__Layout element annotations__.
[BEGIN]
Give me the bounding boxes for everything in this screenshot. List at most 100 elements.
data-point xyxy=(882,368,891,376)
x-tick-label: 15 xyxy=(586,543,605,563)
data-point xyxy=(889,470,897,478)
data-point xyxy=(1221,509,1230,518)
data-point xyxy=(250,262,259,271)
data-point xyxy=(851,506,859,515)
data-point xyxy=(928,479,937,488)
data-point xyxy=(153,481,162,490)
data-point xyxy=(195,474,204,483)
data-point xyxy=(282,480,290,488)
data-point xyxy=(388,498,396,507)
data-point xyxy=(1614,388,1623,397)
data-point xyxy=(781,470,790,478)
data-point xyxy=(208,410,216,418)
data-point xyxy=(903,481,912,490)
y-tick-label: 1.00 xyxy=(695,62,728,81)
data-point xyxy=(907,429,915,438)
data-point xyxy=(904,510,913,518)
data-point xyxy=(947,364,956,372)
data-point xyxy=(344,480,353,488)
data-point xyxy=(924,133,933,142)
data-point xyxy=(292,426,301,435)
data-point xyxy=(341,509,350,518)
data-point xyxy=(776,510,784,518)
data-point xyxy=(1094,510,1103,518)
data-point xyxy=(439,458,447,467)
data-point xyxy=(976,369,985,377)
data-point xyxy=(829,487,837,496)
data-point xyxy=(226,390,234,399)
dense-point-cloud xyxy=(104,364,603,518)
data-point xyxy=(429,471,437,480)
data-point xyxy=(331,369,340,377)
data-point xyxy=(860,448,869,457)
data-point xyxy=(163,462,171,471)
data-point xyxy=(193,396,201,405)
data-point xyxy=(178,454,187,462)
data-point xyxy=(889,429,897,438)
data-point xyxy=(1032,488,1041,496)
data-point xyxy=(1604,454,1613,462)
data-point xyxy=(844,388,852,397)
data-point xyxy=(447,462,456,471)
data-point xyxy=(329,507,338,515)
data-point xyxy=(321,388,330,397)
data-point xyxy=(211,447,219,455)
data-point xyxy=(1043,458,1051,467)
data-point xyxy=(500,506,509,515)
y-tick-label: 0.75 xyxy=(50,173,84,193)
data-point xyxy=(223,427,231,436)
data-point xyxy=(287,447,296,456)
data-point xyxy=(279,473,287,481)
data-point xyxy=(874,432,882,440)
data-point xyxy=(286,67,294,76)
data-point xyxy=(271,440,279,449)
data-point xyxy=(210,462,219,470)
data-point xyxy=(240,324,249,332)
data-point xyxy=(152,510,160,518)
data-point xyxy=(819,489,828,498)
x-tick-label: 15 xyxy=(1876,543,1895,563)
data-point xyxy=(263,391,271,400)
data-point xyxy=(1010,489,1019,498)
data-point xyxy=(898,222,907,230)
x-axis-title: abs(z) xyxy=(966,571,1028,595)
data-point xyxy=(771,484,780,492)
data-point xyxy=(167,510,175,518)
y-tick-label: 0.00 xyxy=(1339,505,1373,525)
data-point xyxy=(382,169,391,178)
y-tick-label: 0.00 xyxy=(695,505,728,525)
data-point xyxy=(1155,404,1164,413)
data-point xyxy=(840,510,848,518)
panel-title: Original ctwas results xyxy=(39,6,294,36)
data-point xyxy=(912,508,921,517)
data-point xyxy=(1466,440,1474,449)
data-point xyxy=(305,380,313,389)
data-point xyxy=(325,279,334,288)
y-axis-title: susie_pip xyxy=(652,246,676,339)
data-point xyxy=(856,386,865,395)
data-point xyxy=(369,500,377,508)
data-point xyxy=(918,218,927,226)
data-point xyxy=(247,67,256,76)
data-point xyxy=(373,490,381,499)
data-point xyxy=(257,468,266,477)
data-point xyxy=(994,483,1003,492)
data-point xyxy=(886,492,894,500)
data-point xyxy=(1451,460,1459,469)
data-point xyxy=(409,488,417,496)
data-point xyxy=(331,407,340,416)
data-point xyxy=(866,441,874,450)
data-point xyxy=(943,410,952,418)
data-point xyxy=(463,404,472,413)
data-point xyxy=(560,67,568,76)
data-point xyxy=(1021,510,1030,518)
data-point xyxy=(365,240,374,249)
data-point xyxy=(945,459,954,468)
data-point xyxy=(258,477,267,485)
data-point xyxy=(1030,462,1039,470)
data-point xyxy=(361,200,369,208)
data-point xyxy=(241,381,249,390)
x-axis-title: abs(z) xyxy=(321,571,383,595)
[END]
__THE PROBLEM__.
Update the items so that every "data-point" becomes "scatter-point", and leave everything else unchanged.

__EXPECTED OUTPUT__.
Give me the bounding boxes for everything in this screenshot. List at most 100 elements.
scatter-point xyxy=(882,368,891,376)
x-tick-label: 15 xyxy=(586,543,605,563)
scatter-point xyxy=(889,470,897,478)
scatter-point xyxy=(1221,509,1230,518)
scatter-point xyxy=(250,262,259,271)
scatter-point xyxy=(851,506,859,515)
scatter-point xyxy=(928,479,937,488)
scatter-point xyxy=(153,481,162,490)
scatter-point xyxy=(195,474,204,483)
scatter-point xyxy=(282,480,290,488)
scatter-point xyxy=(388,498,396,507)
scatter-point xyxy=(1614,388,1623,397)
scatter-point xyxy=(781,470,790,478)
scatter-point xyxy=(208,410,216,418)
scatter-point xyxy=(903,481,912,490)
y-tick-label: 1.00 xyxy=(695,62,728,81)
scatter-point xyxy=(907,429,915,438)
scatter-point xyxy=(904,510,913,518)
scatter-point xyxy=(947,364,956,372)
scatter-point xyxy=(344,480,353,488)
scatter-point xyxy=(924,133,933,142)
scatter-point xyxy=(292,426,301,435)
scatter-point xyxy=(341,509,350,518)
scatter-point xyxy=(776,510,784,518)
scatter-point xyxy=(1094,510,1103,518)
scatter-point xyxy=(439,458,447,467)
scatter-point xyxy=(976,369,985,377)
scatter-point xyxy=(829,487,837,496)
scatter-point xyxy=(226,390,234,399)
dense-point-cloud xyxy=(104,364,603,518)
scatter-point xyxy=(429,471,437,480)
scatter-point xyxy=(331,369,340,377)
scatter-point xyxy=(860,448,869,457)
scatter-point xyxy=(163,462,171,471)
scatter-point xyxy=(193,396,201,405)
scatter-point xyxy=(178,454,187,462)
scatter-point xyxy=(889,429,897,438)
scatter-point xyxy=(1032,488,1041,496)
scatter-point xyxy=(1604,454,1613,462)
scatter-point xyxy=(844,388,852,397)
scatter-point xyxy=(447,462,456,471)
scatter-point xyxy=(329,507,338,515)
scatter-point xyxy=(321,388,330,397)
scatter-point xyxy=(211,447,219,455)
scatter-point xyxy=(1043,458,1051,467)
scatter-point xyxy=(500,506,509,515)
y-tick-label: 0.75 xyxy=(50,173,84,193)
scatter-point xyxy=(223,427,231,436)
scatter-point xyxy=(287,447,296,456)
scatter-point xyxy=(279,473,287,481)
scatter-point xyxy=(874,432,882,440)
scatter-point xyxy=(286,67,294,76)
scatter-point xyxy=(271,440,279,449)
scatter-point xyxy=(210,462,219,470)
scatter-point xyxy=(240,324,249,332)
scatter-point xyxy=(152,510,160,518)
scatter-point xyxy=(819,489,828,498)
x-tick-label: 15 xyxy=(1876,543,1895,563)
scatter-point xyxy=(263,391,271,400)
scatter-point xyxy=(1010,489,1019,498)
scatter-point xyxy=(898,222,907,230)
x-axis-title: abs(z) xyxy=(966,571,1028,595)
scatter-point xyxy=(771,484,780,492)
scatter-point xyxy=(167,510,175,518)
y-tick-label: 0.00 xyxy=(1339,505,1373,525)
scatter-point xyxy=(382,169,391,178)
y-tick-label: 0.00 xyxy=(695,505,728,525)
scatter-point xyxy=(1155,404,1164,413)
scatter-point xyxy=(840,510,848,518)
panel-title: Original ctwas results xyxy=(39,6,294,36)
scatter-point xyxy=(912,508,921,517)
scatter-point xyxy=(1466,440,1474,449)
scatter-point xyxy=(305,380,313,389)
scatter-point xyxy=(325,279,334,288)
y-axis-title: susie_pip xyxy=(652,246,676,339)
scatter-point xyxy=(856,386,865,395)
scatter-point xyxy=(369,500,377,508)
scatter-point xyxy=(918,218,927,226)
scatter-point xyxy=(247,67,256,76)
scatter-point xyxy=(373,490,381,499)
scatter-point xyxy=(257,468,266,477)
scatter-point xyxy=(994,483,1003,492)
scatter-point xyxy=(886,492,894,500)
scatter-point xyxy=(1451,460,1459,469)
scatter-point xyxy=(409,488,417,496)
scatter-point xyxy=(331,407,340,416)
scatter-point xyxy=(866,441,874,450)
scatter-point xyxy=(943,410,952,418)
scatter-point xyxy=(463,404,472,413)
scatter-point xyxy=(560,67,568,76)
scatter-point xyxy=(1021,510,1030,518)
scatter-point xyxy=(365,240,374,249)
scatter-point xyxy=(945,459,954,468)
scatter-point xyxy=(258,477,267,485)
scatter-point xyxy=(1030,462,1039,470)
scatter-point xyxy=(361,200,369,208)
scatter-point xyxy=(241,381,249,390)
x-axis-title: abs(z) xyxy=(321,571,383,595)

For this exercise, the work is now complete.